— begin —

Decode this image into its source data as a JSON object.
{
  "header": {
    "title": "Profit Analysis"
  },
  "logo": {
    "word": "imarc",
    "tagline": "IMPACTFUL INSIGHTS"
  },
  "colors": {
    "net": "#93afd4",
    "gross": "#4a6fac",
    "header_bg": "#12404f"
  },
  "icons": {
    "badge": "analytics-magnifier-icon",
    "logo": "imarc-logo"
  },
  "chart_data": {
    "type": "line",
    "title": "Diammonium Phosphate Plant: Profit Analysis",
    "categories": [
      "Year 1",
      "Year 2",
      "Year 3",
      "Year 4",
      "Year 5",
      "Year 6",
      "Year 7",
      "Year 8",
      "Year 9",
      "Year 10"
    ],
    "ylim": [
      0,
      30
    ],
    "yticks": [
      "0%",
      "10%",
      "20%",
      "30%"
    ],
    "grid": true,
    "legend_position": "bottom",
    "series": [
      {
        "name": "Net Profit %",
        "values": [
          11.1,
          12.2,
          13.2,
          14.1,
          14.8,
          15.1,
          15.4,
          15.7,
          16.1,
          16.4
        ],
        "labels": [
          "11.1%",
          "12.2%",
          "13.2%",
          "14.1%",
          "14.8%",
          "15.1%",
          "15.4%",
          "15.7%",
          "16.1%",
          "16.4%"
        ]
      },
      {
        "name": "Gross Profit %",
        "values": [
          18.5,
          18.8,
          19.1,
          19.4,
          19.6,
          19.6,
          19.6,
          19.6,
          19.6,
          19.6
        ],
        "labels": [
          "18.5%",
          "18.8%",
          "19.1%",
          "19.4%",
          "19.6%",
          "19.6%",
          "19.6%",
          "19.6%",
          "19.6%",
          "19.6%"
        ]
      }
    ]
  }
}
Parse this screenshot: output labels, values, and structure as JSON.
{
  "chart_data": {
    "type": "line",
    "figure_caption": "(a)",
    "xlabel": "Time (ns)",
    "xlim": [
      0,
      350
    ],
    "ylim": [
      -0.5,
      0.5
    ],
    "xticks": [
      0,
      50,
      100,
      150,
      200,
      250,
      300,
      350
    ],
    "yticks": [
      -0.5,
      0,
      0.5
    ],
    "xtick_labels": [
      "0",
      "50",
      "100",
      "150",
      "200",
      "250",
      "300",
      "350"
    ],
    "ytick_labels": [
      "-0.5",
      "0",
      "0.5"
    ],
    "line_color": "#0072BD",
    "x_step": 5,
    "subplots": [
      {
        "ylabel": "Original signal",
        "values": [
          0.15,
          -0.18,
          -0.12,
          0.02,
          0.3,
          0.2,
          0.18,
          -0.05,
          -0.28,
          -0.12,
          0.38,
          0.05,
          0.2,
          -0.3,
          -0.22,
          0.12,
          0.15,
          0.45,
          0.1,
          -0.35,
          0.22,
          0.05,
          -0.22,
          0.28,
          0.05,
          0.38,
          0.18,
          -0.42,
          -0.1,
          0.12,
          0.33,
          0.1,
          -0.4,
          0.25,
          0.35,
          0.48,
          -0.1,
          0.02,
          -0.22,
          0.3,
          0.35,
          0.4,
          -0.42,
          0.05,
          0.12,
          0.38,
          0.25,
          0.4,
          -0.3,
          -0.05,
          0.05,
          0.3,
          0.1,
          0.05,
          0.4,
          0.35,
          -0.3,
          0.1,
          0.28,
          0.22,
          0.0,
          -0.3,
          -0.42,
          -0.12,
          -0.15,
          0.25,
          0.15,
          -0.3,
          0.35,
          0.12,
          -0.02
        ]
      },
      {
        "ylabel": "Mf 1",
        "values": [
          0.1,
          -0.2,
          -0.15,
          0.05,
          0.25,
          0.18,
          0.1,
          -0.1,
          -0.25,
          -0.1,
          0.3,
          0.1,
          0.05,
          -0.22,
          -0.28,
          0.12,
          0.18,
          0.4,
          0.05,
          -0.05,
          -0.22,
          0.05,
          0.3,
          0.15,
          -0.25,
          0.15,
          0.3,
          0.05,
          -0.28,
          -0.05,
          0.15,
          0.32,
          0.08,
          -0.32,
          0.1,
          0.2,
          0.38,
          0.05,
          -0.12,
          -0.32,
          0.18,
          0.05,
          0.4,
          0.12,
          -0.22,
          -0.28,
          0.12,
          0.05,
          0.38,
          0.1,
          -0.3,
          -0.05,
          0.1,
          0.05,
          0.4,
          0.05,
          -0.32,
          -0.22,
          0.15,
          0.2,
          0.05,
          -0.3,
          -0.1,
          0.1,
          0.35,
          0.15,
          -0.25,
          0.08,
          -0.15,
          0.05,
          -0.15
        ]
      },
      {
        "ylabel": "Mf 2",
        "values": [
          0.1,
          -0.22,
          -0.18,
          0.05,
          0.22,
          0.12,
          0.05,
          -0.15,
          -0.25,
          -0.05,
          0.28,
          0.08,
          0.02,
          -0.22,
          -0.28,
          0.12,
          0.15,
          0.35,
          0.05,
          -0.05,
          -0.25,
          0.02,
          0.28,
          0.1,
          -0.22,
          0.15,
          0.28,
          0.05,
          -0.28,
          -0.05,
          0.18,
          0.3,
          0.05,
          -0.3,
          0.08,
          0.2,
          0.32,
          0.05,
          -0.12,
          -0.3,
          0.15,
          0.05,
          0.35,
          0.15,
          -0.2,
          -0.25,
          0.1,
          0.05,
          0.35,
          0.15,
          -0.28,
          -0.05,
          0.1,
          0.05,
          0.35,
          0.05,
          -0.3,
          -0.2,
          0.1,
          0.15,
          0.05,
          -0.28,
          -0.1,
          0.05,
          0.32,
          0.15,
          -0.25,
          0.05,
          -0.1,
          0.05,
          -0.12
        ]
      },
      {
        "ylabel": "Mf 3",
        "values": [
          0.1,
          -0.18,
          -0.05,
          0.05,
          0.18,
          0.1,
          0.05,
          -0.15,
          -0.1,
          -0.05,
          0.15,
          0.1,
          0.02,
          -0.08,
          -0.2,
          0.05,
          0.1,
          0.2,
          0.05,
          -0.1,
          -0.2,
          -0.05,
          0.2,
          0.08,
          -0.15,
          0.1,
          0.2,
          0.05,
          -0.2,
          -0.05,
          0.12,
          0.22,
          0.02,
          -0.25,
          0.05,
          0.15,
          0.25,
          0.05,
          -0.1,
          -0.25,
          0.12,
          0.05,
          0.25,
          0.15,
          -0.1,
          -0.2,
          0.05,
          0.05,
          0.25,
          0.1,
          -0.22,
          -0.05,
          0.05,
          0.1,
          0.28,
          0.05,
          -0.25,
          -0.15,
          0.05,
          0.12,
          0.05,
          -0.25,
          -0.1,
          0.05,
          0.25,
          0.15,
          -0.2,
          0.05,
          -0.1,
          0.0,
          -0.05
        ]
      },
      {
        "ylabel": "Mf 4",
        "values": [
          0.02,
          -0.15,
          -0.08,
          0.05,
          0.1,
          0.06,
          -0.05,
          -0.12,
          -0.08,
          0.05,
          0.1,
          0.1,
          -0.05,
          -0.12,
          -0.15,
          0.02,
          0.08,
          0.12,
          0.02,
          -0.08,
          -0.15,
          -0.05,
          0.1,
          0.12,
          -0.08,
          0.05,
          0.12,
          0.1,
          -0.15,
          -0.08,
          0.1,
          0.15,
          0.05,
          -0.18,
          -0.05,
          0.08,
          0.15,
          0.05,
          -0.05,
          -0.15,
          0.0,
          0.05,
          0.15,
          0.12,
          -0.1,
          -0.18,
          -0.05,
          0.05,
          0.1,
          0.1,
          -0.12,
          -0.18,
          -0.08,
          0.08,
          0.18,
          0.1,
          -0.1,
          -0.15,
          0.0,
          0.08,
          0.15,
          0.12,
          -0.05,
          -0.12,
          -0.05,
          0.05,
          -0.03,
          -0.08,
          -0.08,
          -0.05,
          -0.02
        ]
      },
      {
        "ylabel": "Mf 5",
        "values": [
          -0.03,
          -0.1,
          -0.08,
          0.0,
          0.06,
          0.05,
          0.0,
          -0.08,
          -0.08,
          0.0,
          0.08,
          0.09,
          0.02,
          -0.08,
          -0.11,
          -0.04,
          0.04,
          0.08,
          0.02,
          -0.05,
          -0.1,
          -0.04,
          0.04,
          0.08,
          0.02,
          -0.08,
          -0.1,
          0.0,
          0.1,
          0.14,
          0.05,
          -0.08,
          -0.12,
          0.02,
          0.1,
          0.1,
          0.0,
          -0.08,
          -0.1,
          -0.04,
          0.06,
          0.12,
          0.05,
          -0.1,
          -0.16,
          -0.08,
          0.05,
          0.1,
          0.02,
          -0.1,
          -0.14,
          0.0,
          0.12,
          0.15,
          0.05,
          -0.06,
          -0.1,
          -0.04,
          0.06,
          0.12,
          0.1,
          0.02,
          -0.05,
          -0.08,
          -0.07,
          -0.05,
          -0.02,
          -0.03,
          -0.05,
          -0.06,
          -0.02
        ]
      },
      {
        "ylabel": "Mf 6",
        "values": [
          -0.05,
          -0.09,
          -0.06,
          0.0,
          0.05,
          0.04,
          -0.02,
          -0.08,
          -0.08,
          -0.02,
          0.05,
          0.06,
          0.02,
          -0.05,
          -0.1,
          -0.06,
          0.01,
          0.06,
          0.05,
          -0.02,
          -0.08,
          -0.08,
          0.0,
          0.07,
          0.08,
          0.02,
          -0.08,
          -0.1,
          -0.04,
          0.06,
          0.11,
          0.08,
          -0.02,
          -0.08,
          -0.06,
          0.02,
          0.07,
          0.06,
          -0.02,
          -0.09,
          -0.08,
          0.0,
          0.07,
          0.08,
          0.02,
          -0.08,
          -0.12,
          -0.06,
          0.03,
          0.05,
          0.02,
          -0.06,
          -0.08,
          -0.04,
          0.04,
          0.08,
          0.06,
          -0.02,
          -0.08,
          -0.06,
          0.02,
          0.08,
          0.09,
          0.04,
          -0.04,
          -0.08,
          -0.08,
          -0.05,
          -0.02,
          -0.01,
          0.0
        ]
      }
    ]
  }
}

— end —

Pull every line containing "Analysis" from the material above.

- _SOLUTION TO THE EXERCISE_
    "title": "Profit Analysis"
    "title": "Diammonium Phosphate Plant: Profit Analysis",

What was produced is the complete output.